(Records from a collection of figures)
## begin
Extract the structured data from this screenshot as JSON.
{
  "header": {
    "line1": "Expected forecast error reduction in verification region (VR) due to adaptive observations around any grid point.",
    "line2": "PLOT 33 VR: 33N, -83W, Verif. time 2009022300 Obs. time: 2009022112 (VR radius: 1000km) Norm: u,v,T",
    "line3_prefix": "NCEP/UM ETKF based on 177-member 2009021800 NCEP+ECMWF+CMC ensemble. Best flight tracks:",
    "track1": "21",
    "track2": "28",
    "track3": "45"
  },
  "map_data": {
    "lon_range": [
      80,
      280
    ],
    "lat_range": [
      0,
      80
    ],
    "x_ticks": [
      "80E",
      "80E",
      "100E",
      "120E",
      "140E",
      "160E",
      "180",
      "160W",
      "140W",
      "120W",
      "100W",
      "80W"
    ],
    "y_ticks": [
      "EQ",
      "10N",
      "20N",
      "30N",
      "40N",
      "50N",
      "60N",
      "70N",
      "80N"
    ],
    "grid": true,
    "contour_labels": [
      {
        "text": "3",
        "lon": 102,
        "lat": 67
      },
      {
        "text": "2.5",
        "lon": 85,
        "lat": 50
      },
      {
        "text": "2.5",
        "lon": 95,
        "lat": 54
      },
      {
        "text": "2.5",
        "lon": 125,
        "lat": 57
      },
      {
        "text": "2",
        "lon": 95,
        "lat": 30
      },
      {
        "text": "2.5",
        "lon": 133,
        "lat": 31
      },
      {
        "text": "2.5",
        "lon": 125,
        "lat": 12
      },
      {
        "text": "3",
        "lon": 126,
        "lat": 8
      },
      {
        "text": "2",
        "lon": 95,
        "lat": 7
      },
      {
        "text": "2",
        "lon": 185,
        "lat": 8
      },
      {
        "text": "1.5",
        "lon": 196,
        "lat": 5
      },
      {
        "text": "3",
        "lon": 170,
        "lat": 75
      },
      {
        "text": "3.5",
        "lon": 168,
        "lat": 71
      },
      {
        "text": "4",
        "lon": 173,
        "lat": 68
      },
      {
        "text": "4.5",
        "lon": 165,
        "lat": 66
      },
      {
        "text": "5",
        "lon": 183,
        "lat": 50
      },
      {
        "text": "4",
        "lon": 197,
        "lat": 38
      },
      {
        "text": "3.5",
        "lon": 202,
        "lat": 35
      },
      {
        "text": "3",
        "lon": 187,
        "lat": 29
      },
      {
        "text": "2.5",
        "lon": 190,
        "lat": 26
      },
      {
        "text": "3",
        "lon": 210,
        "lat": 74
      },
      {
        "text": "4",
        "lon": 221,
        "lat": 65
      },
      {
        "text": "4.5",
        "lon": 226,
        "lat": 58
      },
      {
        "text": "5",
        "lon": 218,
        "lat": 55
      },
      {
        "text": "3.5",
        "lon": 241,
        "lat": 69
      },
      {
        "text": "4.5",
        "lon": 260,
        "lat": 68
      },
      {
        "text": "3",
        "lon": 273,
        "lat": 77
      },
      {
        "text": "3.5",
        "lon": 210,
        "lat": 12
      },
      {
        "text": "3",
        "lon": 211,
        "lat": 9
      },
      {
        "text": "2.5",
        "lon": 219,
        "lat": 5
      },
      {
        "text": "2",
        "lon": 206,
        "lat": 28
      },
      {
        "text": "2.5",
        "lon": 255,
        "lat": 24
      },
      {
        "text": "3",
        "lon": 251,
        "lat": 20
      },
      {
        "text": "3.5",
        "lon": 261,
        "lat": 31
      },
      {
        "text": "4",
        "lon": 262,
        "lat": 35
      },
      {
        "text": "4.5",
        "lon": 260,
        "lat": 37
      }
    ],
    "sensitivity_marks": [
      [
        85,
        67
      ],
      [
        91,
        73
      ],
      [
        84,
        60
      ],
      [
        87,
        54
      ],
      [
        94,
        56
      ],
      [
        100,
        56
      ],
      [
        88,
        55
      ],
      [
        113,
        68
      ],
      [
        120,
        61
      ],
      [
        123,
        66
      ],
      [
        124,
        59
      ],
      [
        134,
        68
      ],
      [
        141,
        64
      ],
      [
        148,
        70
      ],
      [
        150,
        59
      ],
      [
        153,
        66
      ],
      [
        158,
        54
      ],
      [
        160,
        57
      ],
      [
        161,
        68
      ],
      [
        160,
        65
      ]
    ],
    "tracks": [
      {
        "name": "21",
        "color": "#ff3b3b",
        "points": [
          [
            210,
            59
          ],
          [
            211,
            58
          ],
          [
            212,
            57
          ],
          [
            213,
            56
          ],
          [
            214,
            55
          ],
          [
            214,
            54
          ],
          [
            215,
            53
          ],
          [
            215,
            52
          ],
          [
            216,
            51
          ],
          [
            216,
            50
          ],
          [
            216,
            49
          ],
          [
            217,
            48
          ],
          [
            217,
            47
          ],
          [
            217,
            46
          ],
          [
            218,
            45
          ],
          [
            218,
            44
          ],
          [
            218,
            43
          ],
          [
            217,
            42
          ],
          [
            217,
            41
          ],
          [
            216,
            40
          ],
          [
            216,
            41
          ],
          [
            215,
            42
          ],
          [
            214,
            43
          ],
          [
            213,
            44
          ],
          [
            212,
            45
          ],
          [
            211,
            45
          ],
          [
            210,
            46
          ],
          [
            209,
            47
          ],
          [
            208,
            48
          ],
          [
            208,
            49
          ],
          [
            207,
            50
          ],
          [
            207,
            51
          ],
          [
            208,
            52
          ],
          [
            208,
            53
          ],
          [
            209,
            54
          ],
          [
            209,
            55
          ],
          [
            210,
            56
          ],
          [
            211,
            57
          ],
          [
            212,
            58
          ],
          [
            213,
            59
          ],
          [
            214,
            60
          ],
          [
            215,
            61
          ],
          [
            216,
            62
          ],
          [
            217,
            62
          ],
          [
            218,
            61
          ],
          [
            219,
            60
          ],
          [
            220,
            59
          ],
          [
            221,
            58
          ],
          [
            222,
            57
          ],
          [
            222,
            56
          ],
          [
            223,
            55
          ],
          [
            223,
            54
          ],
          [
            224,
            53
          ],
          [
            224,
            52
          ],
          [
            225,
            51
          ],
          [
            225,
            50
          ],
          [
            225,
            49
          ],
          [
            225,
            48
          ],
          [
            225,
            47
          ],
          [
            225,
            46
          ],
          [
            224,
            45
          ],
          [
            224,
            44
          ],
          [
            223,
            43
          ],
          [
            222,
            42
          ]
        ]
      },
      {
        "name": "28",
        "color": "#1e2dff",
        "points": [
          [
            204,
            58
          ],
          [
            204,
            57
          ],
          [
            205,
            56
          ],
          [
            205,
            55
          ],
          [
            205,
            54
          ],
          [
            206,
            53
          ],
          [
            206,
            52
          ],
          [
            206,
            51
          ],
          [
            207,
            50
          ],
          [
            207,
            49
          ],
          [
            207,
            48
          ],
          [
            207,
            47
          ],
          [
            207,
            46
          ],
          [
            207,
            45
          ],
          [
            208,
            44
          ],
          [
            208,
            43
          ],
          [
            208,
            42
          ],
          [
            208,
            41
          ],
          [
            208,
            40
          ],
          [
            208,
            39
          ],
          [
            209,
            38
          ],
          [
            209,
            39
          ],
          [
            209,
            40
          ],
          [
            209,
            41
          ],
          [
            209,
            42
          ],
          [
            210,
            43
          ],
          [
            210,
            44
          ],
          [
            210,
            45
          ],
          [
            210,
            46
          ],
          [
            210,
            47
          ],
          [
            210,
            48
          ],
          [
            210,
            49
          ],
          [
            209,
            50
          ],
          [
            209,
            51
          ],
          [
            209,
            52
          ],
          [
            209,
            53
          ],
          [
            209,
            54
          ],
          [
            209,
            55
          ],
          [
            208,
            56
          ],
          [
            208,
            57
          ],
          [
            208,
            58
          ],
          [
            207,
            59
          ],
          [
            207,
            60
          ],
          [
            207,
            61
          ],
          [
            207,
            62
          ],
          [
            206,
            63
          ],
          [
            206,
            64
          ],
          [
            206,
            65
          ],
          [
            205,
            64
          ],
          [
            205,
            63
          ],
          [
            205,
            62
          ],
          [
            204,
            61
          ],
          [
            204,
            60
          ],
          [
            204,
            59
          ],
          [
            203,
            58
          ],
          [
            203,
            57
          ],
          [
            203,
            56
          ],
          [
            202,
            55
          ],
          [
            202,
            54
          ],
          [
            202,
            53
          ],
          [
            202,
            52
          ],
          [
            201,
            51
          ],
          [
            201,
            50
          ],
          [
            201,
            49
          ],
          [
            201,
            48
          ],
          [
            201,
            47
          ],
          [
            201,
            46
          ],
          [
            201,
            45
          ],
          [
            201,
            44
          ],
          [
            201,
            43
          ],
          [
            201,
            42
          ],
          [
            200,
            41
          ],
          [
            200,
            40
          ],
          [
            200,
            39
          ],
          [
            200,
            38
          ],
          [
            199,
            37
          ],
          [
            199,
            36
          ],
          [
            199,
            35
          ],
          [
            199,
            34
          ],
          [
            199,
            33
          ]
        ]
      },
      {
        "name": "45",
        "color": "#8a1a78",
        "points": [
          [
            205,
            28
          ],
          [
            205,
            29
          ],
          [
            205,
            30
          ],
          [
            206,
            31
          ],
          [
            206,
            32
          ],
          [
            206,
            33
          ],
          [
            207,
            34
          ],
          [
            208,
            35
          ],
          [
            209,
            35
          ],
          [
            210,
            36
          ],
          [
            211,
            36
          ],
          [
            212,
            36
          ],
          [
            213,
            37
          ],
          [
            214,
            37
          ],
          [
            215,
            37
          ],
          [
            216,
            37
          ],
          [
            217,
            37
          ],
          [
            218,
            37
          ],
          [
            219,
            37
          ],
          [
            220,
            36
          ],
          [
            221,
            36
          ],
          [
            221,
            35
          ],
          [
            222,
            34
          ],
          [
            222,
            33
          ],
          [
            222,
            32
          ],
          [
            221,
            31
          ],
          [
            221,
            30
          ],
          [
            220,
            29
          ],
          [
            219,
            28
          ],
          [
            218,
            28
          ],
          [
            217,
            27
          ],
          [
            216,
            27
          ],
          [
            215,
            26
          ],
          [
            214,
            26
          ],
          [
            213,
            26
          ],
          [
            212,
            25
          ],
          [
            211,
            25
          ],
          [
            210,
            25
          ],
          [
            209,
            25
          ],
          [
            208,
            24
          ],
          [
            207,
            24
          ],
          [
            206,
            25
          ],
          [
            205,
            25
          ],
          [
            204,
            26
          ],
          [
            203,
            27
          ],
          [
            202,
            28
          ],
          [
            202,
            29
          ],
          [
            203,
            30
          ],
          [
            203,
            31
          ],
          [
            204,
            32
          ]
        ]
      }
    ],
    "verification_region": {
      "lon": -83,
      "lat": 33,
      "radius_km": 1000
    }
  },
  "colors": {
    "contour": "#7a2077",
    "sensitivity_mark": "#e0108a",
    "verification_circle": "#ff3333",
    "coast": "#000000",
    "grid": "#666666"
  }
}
## end
#### To be done
Each line that has the word "grid" should be copied.

#### Result for this exercise
    "line1": "Expected forecast error reduction in verification region (VR) due to adaptive observations around any grid point.",
    "grid": true,
    "grid": "#666666"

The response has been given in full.